### [REQUEST]
Reproduce the lines starting at the one containing "x-tick-label: (9.78e+04,1.04e+05] <box>465" and ending at the one containing "x-tick-label: (3.45e+04,4.03e+04] <box>216", substituting "outlier-marker" for every occurrence of "outlier-point" and leaving everything else unchanged.

== TASK INPUTS ==

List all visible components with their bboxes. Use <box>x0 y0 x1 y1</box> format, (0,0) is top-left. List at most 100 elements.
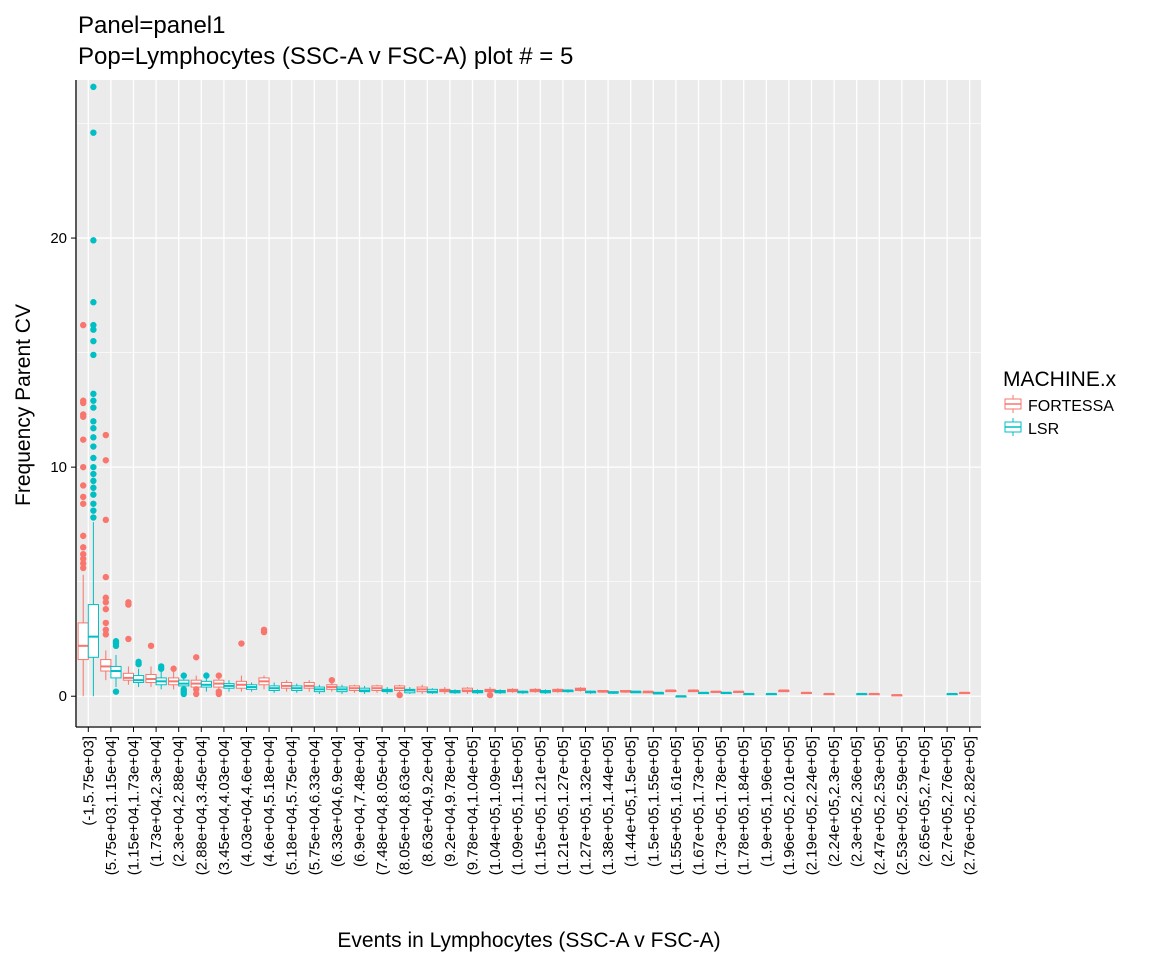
x-tick-label: (9.78e+04,1.04e+05] <box>465 736 482 875</box>
box-iqr <box>133 675 145 683</box>
outlier-point <box>90 491 97 498</box>
x-tick-label: (8.05e+04,8.63e+04] <box>397 736 414 875</box>
x-tick-label: (4.03e+04,4.6e+04] <box>239 736 256 867</box>
x-tick-label: (2.3e+04,2.88e+04] <box>171 736 188 867</box>
x-tick-label: (2.3e+05,2.36e+05] <box>849 736 866 867</box>
outlier-point <box>80 321 87 329</box>
outlier-point <box>147 642 155 650</box>
x-tick-label: (1.96e+05,2.01e+05] <box>781 736 798 875</box>
x-tick-label: (1.15e+05,1.21e+05] <box>532 736 549 875</box>
outlier-point <box>90 477 97 485</box>
x-tick-label: (8.63e+04,9.2e+04] <box>419 736 436 867</box>
box-iqr <box>77 622 89 661</box>
x-tick-label: (2.76e+05,2.82e+05] <box>962 736 979 875</box>
outlier-point <box>80 564 87 572</box>
x-axis: (-1,5.75e+03] (5.75e+03,1.15e+04] (1.15e+0… <box>80 727 979 875</box>
outlier-point <box>157 663 165 670</box>
x-tick-label: (1.73e+05,1.78e+05] <box>713 736 730 875</box>
x-tick-label: (1.21e+05,1.27e+05] <box>555 736 572 875</box>
outlier-point <box>80 532 87 540</box>
outlier-point <box>193 654 200 661</box>
legend-key-fortessa <box>1004 395 1022 413</box>
outlier-point <box>90 484 97 491</box>
legend-keys <box>1004 395 1022 436</box>
outlier-point <box>80 482 87 489</box>
outlier-point <box>90 299 97 306</box>
box-iqr <box>87 604 99 658</box>
box-iqr <box>100 659 112 672</box>
y-axis: 0 10 20 <box>50 230 76 705</box>
outlier-point <box>328 676 336 684</box>
outlier-point <box>90 129 97 136</box>
outlier-point <box>102 605 110 613</box>
outlier-point <box>80 493 87 501</box>
plot-panel <box>77 80 981 726</box>
outlier-point <box>90 514 97 521</box>
outlier-point <box>112 638 120 645</box>
x-tick-label: (6.9e+04,7.48e+04] <box>352 736 369 867</box>
outlier-point <box>396 691 403 699</box>
series-fortessa <box>77 321 971 699</box>
outlier-point <box>102 457 110 464</box>
outlier-point <box>90 463 97 471</box>
outlier-point <box>90 418 97 425</box>
outlier-point <box>90 326 97 333</box>
x-tick-label: (1.55e+05,1.61e+05] <box>668 736 685 875</box>
outlier-point <box>80 436 87 443</box>
x-tick-label: (3.45e+04,4.03e+04] <box>216 736 233 875</box>
x-tick-label: (1.04e+05,1.09e+05] <box>487 736 504 875</box>
grid-lines <box>77 80 981 726</box>
x-tick-label: (1.27e+05,1.32e+05] <box>578 736 595 875</box>
outlier-point <box>90 321 97 329</box>
outlier-point <box>102 431 110 439</box>
outlier-point <box>80 411 87 418</box>
outlier-point <box>260 626 268 633</box>
outlier-point <box>102 573 110 581</box>
x-tick-label: (7.48e+04,8.05e+04] <box>374 736 391 875</box>
legend-key-lsr <box>1004 418 1022 436</box>
legend-label-fortessa: FORTESSA <box>1028 398 1114 415</box>
x-tick-label: (2.19e+05,2.24e+05] <box>804 736 821 875</box>
box-series <box>77 83 971 699</box>
x-tick-label: (2.65e+05,2.7e+05] <box>917 736 934 867</box>
outlier-point <box>125 599 132 606</box>
outlier-point <box>80 463 87 471</box>
outlier-point <box>215 672 223 679</box>
outlier-point <box>102 626 110 633</box>
outlier-point <box>90 83 97 91</box>
y-axis-title: Frequency Parent CV <box>12 304 35 506</box>
legend-label-lsr: LSR <box>1028 421 1059 438</box>
outlier-point <box>80 555 87 562</box>
outlier-point <box>90 237 97 244</box>
outlier-point <box>215 688 223 695</box>
x-tick-label: (2.24e+05,2.3e+05] <box>826 736 843 867</box>
outlier-point <box>90 507 97 514</box>
outlier-point <box>90 404 97 411</box>
outlier-point <box>102 619 110 627</box>
outlier-point <box>90 454 97 462</box>
x-tick-label: (-1,5.75e+03] <box>80 736 97 826</box>
outlier-point <box>102 516 110 524</box>
y-tick-label: 0 <box>59 688 67 705</box>
x-tick-label: (1.38e+05,1.44e+05] <box>600 736 617 875</box>
outlier-point <box>80 500 87 507</box>
x-tick-label: (1.78e+05,1.84e+05] <box>736 736 753 875</box>
outlier-point <box>102 631 110 638</box>
x-tick-label: (1.5e+05,1.55e+05] <box>645 736 662 867</box>
chart-title-line-1: Panel=panel1 <box>78 12 225 39</box>
legend: MACHINE.x FORTESSA LSR <box>1003 368 1117 438</box>
legend-title: MACHINE.x <box>1003 368 1117 391</box>
outlier-point <box>80 560 87 567</box>
box-iqr <box>122 672 135 681</box>
x-tick-label: (1.09e+05,1.15e+05] <box>510 736 527 875</box>
x-tick-label: (2.47e+05,2.53e+05] <box>871 736 888 875</box>
x-tick-label: (5.75e+03,1.15e+04] <box>103 736 120 875</box>
x-tick-label: (5.18e+04,5.75e+04] <box>284 736 301 875</box>
outlier-point <box>90 390 97 398</box>
x-tick-label: (2.7e+05,2.76e+05] <box>939 736 956 867</box>
x-tick-label: (2.88e+04,3.45e+04] <box>193 736 210 875</box>
box-iqr <box>110 665 122 679</box>
outlier-point <box>90 337 97 345</box>
outlier-point <box>90 500 97 507</box>
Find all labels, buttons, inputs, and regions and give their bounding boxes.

===

### [FINISHED ANSWER]
x-tick-label: (9.78e+04,1.04e+05] <box>465 736 482 875</box>
box-iqr <box>133 675 145 683</box>
outlier-marker <box>90 491 97 498</box>
x-tick-label: (8.05e+04,8.63e+04] <box>397 736 414 875</box>
x-tick-label: (4.03e+04,4.6e+04] <box>239 736 256 867</box>
x-tick-label: (2.3e+04,2.88e+04] <box>171 736 188 867</box>
x-tick-label: (2.3e+05,2.36e+05] <box>849 736 866 867</box>
outlier-marker <box>80 321 87 329</box>
outlier-marker <box>147 642 155 650</box>
x-tick-label: (1.96e+05,2.01e+05] <box>781 736 798 875</box>
x-tick-label: (1.15e+05,1.21e+05] <box>532 736 549 875</box>
outlier-marker <box>90 477 97 485</box>
x-tick-label: (8.63e+04,9.2e+04] <box>419 736 436 867</box>
box-iqr <box>77 622 89 661</box>
x-tick-label: (2.76e+05,2.82e+05] <box>962 736 979 875</box>
outlier-marker <box>80 564 87 572</box>
x-axis: (-1,5.75e+03] (5.75e+03,1.15e+04] (1.15e+0… <box>80 727 979 875</box>
outlier-marker <box>157 663 165 670</box>
x-tick-label: (1.73e+05,1.78e+05] <box>713 736 730 875</box>
x-tick-label: (1.21e+05,1.27e+05] <box>555 736 572 875</box>
outlier-marker <box>80 532 87 540</box>
outlier-marker <box>193 654 200 661</box>
legend-key-fortessa <box>1004 395 1022 413</box>
outlier-marker <box>90 484 97 491</box>
legend-keys <box>1004 395 1022 436</box>
outlier-marker <box>80 482 87 489</box>
outlier-marker <box>90 299 97 306</box>
box-iqr <box>87 604 99 658</box>
box-iqr <box>100 659 112 672</box>
y-axis: 0 10 20 <box>50 230 76 705</box>
outlier-marker <box>328 676 336 684</box>
outlier-marker <box>90 129 97 136</box>
outlier-marker <box>102 605 110 613</box>
outlier-marker <box>80 493 87 501</box>
plot-panel <box>77 80 981 726</box>
outlier-marker <box>90 514 97 521</box>
outlier-marker <box>112 638 120 645</box>
x-tick-label: (6.9e+04,7.48e+04] <box>352 736 369 867</box>
outlier-marker <box>396 691 403 699</box>
series-fortessa <box>77 321 971 699</box>
outlier-marker <box>102 457 110 464</box>
outlier-marker <box>90 463 97 471</box>
outlier-marker <box>90 418 97 425</box>
outlier-marker <box>90 326 97 333</box>
x-tick-label: (1.55e+05,1.61e+05] <box>668 736 685 875</box>
outlier-marker <box>80 436 87 443</box>
x-tick-label: (3.45e+04,4.03e+04] <box>216 736 233 875</box>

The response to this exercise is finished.